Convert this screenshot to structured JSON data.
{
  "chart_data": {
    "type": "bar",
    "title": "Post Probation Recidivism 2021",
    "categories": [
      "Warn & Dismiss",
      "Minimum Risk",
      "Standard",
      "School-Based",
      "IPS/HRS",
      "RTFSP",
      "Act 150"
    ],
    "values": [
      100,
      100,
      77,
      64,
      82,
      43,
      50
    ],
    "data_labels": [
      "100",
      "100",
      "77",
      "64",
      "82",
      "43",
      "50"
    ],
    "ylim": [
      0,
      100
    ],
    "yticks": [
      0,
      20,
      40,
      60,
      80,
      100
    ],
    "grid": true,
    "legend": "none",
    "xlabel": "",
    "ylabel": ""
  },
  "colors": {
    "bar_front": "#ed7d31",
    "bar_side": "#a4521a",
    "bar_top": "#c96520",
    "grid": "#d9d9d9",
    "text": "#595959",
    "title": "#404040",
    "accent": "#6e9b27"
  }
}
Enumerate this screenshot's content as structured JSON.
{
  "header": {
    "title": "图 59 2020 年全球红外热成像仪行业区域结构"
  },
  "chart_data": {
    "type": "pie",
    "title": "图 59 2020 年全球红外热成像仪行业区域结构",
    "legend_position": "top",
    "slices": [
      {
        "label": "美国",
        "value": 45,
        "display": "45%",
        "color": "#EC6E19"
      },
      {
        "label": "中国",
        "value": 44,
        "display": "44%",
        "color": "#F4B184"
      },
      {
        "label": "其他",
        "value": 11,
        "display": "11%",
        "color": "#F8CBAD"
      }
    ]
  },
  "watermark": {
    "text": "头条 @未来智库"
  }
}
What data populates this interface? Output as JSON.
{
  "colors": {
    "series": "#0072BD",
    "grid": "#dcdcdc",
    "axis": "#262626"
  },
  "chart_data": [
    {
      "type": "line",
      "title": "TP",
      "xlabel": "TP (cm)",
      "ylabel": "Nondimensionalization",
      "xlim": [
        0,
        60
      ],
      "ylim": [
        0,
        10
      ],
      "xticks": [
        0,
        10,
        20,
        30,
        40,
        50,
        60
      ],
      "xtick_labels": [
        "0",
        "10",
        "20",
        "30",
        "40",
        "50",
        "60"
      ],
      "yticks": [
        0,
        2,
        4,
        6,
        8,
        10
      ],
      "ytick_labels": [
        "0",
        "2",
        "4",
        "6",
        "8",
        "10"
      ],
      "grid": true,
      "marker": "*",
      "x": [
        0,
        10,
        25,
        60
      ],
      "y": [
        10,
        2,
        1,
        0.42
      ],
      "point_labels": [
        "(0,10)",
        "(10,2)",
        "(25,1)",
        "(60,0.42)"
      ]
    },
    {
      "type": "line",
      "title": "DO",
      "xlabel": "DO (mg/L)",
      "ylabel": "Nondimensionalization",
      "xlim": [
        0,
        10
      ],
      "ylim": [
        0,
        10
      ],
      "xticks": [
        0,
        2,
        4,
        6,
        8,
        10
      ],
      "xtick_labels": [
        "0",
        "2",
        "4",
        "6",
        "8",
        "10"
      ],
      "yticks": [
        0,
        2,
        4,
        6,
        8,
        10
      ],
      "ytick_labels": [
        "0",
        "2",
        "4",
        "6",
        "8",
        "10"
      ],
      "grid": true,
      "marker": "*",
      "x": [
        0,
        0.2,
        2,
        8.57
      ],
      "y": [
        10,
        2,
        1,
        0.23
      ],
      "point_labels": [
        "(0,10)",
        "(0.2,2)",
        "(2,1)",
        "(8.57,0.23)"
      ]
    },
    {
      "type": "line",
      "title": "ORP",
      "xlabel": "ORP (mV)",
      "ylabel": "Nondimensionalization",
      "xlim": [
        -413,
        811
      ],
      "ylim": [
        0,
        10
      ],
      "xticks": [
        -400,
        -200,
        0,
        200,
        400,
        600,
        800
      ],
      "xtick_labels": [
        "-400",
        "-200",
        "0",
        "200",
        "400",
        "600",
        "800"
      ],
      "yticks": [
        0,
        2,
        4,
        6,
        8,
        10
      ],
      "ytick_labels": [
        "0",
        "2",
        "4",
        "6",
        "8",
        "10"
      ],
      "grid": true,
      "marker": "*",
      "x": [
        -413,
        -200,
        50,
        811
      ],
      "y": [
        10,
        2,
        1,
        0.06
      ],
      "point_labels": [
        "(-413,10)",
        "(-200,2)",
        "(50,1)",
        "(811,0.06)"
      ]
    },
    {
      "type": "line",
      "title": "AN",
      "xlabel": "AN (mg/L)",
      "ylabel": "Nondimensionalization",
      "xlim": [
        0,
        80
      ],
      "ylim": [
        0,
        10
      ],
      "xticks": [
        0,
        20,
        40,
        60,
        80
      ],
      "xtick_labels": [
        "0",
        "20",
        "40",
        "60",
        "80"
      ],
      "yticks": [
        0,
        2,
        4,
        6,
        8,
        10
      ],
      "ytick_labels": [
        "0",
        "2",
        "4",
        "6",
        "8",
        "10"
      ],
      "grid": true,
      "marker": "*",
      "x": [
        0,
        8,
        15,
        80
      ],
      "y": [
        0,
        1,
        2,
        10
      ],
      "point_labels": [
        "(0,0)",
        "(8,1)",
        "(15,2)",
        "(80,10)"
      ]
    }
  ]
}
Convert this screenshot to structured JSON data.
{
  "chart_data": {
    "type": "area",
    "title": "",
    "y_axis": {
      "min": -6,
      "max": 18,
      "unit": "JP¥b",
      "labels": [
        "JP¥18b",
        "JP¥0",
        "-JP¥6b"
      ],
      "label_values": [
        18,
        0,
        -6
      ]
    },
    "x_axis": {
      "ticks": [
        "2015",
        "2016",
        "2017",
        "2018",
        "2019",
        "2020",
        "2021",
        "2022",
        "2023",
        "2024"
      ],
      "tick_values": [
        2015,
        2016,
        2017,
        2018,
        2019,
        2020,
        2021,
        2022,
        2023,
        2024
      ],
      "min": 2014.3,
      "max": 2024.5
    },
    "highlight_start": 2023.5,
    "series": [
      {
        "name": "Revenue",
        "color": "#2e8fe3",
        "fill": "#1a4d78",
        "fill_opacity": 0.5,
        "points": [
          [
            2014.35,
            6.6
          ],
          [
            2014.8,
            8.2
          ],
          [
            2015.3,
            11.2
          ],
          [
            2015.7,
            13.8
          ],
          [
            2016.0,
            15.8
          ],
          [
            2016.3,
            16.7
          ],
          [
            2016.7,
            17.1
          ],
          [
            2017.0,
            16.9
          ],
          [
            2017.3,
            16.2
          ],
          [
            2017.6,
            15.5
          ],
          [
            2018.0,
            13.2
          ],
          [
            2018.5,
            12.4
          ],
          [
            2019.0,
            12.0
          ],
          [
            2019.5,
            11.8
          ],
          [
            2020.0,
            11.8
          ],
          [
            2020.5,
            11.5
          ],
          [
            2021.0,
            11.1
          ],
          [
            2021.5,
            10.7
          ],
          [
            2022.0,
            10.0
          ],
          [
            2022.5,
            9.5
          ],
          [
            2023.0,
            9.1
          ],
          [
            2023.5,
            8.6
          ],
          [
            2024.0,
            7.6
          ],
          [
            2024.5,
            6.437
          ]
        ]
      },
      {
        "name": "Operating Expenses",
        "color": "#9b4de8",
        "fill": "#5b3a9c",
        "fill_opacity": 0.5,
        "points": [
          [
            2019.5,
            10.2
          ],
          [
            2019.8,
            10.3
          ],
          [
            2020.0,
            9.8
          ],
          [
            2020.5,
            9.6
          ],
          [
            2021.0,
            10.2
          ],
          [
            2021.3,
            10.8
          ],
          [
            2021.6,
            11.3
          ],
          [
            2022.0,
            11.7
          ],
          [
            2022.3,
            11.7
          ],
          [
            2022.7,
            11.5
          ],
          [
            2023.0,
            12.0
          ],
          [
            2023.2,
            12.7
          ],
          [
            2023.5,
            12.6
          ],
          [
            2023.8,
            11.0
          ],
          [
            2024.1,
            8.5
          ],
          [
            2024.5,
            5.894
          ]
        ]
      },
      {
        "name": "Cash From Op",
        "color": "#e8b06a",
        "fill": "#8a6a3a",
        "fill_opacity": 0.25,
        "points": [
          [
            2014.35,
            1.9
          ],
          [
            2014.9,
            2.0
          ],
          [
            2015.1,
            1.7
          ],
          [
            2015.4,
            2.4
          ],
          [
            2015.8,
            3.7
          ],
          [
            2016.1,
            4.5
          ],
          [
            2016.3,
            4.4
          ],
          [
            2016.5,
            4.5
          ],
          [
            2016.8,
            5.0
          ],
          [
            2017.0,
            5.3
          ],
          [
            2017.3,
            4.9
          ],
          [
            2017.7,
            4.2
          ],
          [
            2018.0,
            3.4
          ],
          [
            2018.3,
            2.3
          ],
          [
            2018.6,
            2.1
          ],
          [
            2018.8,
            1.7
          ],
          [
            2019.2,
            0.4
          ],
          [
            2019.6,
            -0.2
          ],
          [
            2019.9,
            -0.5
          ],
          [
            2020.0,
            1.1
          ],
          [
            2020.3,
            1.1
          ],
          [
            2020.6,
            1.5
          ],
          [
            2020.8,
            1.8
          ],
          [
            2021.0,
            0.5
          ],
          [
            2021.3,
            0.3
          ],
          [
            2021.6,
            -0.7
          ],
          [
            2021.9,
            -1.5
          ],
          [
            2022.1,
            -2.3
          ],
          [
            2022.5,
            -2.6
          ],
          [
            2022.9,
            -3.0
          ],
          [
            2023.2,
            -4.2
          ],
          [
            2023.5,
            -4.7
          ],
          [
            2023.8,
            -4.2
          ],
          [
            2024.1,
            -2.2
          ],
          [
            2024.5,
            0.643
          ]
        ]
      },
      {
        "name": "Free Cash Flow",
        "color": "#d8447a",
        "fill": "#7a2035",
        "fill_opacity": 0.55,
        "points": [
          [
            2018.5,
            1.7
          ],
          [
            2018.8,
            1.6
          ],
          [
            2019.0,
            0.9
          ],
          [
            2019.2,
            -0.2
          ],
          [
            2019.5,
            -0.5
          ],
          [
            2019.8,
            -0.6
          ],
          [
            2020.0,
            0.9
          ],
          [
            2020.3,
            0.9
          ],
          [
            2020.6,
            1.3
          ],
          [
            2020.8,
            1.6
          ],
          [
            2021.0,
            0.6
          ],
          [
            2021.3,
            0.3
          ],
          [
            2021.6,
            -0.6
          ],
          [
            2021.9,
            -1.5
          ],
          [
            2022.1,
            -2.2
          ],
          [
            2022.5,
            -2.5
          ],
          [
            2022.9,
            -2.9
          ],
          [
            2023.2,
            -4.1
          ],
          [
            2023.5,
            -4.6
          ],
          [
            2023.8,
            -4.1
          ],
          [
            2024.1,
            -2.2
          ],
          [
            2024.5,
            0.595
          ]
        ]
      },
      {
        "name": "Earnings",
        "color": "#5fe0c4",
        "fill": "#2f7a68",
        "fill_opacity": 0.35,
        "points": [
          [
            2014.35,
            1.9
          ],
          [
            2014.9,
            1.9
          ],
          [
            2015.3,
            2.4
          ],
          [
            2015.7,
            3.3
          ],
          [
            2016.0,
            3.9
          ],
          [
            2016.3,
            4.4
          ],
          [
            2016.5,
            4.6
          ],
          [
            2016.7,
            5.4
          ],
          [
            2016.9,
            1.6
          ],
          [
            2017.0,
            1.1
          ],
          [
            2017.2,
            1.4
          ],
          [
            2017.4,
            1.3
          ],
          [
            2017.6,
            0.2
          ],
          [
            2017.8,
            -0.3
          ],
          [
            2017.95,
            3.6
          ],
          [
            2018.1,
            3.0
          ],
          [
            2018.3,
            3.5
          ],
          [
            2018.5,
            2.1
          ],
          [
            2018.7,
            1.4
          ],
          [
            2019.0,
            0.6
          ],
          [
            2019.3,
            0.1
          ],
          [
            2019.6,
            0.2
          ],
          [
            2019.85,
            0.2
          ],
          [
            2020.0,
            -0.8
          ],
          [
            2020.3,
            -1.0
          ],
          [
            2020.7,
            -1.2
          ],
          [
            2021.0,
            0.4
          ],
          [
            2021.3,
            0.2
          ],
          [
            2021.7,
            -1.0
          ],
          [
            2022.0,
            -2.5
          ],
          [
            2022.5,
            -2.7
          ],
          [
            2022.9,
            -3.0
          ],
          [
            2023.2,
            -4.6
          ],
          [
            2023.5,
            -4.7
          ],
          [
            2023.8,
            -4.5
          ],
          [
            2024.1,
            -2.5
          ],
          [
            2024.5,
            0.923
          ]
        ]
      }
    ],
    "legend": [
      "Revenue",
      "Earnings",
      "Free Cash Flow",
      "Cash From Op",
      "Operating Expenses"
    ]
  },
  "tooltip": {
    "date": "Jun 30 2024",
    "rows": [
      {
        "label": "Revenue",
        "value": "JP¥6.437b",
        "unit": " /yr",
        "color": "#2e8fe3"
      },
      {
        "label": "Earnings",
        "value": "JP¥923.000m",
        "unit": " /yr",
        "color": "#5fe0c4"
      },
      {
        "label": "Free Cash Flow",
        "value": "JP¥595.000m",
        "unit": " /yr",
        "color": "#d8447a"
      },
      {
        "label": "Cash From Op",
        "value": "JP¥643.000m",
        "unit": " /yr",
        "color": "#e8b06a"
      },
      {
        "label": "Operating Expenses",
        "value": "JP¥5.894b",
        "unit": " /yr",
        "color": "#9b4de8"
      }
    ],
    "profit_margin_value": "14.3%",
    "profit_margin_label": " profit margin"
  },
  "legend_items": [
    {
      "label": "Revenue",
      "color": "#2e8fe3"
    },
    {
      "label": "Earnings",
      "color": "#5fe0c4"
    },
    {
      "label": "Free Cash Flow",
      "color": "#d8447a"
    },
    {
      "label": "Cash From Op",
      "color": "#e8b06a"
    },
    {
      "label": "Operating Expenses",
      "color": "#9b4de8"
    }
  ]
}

┄┄┄┄┄┄┄┄┄┄┄┄┄┄┄┄┄┄┄┄

Which lines above hold the word "name"? Copy each of them.

        "name": "Revenue",
        "name": "Operating Expenses",
        "name": "Cash From Op",
        "name": "Free Cash Flow",
        "name": "Earnings",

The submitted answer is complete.